▼▼▼

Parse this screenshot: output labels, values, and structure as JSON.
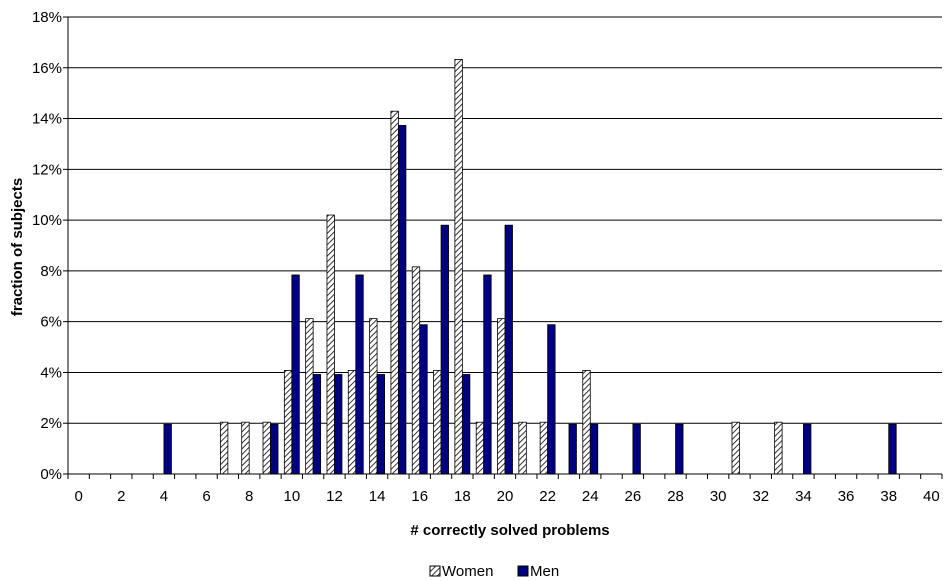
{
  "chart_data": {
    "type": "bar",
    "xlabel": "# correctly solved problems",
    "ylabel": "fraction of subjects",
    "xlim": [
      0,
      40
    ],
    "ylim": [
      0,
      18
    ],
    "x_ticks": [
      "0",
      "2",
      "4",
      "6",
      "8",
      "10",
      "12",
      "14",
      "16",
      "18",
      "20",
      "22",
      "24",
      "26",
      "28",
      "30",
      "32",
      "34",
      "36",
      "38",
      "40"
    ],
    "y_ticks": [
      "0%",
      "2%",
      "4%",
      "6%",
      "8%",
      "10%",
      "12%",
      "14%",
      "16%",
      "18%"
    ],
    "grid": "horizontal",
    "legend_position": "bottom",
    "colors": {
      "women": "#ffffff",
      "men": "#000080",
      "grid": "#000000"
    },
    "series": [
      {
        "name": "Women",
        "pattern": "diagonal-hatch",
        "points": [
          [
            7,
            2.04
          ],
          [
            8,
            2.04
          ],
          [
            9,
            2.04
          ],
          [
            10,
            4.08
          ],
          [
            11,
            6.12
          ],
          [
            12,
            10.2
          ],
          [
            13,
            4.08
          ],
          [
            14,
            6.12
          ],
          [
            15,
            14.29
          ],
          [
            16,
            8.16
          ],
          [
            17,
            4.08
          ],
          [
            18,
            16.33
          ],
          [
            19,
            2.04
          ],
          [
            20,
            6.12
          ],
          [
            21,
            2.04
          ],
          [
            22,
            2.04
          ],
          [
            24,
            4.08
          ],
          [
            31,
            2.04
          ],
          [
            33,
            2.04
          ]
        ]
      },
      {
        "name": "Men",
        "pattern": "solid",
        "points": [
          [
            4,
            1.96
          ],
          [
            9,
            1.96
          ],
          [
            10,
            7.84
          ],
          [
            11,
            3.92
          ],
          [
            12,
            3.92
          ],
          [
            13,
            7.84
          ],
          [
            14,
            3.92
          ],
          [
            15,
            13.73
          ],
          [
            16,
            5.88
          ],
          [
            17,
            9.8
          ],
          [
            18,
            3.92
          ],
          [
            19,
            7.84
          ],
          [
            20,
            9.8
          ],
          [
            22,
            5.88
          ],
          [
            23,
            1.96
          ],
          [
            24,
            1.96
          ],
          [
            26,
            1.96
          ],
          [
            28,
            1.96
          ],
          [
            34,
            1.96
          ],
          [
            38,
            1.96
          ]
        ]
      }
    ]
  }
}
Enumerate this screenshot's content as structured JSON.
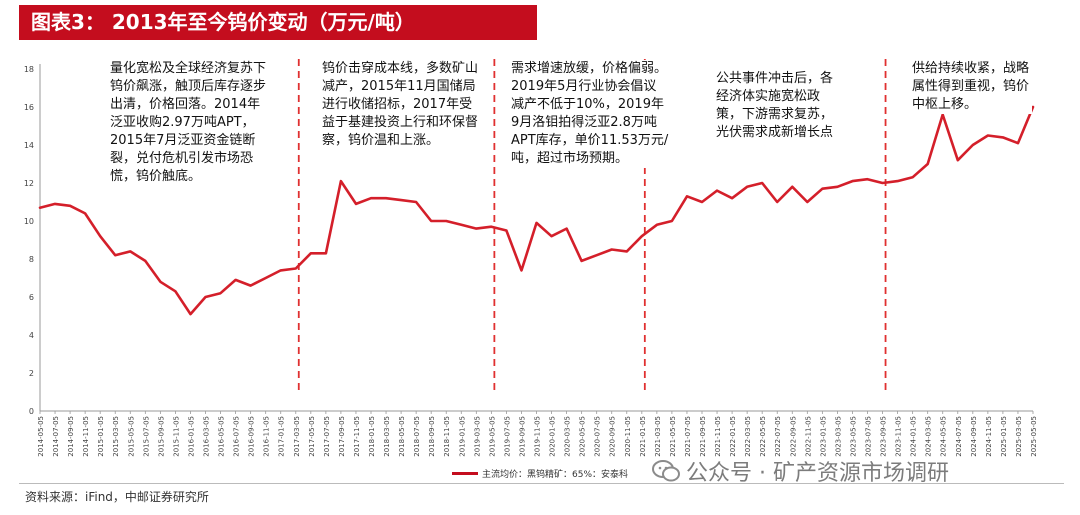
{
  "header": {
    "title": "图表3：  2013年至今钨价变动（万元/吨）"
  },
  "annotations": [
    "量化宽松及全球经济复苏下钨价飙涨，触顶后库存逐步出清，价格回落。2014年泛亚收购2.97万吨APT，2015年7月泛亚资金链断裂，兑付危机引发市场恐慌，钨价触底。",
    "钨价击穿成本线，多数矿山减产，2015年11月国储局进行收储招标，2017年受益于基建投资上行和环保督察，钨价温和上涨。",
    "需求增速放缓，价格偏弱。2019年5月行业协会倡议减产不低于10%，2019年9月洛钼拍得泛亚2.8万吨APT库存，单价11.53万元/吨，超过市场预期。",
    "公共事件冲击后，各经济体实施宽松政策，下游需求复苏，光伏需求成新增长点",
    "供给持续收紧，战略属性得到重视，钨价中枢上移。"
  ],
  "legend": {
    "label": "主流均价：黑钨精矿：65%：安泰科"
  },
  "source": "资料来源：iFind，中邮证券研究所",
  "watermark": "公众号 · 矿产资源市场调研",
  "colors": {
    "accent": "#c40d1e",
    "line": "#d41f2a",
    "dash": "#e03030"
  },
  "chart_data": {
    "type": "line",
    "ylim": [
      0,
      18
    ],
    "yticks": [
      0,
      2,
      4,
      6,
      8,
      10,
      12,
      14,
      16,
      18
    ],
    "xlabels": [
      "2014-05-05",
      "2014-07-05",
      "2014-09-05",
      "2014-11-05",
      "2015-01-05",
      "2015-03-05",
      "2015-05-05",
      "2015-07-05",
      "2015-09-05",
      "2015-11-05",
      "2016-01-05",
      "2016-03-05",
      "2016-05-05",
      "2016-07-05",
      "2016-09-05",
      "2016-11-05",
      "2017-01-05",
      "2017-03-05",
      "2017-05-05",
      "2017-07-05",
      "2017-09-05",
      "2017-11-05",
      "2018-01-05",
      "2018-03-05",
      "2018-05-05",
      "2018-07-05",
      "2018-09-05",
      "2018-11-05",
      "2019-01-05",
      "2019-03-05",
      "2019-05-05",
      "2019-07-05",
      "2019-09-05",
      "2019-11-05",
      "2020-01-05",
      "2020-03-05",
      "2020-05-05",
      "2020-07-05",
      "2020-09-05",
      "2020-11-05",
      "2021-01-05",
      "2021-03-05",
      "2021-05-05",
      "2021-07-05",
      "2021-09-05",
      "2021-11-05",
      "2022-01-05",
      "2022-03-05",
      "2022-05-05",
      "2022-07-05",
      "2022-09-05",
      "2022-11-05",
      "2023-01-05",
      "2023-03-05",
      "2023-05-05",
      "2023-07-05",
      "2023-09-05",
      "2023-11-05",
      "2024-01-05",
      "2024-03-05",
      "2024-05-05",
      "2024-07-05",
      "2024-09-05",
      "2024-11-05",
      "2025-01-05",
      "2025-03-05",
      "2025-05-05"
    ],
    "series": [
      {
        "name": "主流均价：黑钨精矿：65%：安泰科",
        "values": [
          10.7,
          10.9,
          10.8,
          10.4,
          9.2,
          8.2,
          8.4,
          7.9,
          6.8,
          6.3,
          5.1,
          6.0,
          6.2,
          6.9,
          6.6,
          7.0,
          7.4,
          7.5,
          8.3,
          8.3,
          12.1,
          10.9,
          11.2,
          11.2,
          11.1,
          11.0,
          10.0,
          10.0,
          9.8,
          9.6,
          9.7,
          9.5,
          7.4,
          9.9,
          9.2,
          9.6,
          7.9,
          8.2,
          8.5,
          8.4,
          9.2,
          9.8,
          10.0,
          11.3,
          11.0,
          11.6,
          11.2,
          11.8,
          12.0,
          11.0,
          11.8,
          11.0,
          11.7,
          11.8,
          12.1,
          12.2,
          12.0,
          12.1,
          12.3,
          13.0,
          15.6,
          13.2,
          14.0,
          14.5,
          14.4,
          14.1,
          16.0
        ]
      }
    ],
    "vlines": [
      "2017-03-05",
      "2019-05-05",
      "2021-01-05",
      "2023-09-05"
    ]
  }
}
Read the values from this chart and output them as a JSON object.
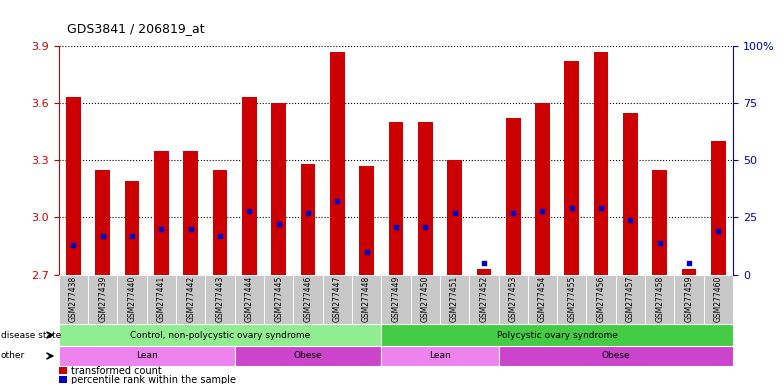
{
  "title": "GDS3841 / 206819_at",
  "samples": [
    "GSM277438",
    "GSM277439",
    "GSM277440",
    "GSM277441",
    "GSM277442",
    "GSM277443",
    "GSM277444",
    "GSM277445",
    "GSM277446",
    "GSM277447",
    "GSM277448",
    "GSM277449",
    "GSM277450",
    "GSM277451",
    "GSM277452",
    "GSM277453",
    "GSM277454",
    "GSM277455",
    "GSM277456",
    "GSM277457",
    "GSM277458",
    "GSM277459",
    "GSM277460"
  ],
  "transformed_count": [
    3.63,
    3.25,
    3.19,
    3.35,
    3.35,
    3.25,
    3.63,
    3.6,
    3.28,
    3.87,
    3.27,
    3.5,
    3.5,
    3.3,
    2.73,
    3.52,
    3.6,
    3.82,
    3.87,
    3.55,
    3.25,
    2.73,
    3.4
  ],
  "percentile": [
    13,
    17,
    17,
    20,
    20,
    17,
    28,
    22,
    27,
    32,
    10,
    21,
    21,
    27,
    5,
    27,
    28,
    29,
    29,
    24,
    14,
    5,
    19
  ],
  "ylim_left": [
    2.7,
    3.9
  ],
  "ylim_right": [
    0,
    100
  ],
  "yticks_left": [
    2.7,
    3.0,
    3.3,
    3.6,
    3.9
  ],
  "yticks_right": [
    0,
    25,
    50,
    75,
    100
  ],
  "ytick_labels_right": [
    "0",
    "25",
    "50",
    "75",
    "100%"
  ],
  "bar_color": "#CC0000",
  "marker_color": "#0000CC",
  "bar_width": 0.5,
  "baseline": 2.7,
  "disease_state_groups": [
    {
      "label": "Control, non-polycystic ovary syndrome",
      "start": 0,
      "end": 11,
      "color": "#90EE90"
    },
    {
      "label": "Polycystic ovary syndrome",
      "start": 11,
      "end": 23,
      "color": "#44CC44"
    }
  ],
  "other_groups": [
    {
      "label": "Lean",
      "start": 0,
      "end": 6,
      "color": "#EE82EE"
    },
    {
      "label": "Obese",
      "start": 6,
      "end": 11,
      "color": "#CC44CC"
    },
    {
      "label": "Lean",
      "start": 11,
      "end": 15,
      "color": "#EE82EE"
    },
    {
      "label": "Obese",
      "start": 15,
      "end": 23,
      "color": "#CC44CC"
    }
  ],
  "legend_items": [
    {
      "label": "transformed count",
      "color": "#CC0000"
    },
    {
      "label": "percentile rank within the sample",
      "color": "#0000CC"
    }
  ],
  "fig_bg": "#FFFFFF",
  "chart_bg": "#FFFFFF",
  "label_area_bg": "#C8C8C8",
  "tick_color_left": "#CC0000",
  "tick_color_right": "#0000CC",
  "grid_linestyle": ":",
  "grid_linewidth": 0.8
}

▲▲▲

#### Task directions
Find every line in the entries that includes the word "ovary", then state how many there are and nothing else.

#### Exercise response
2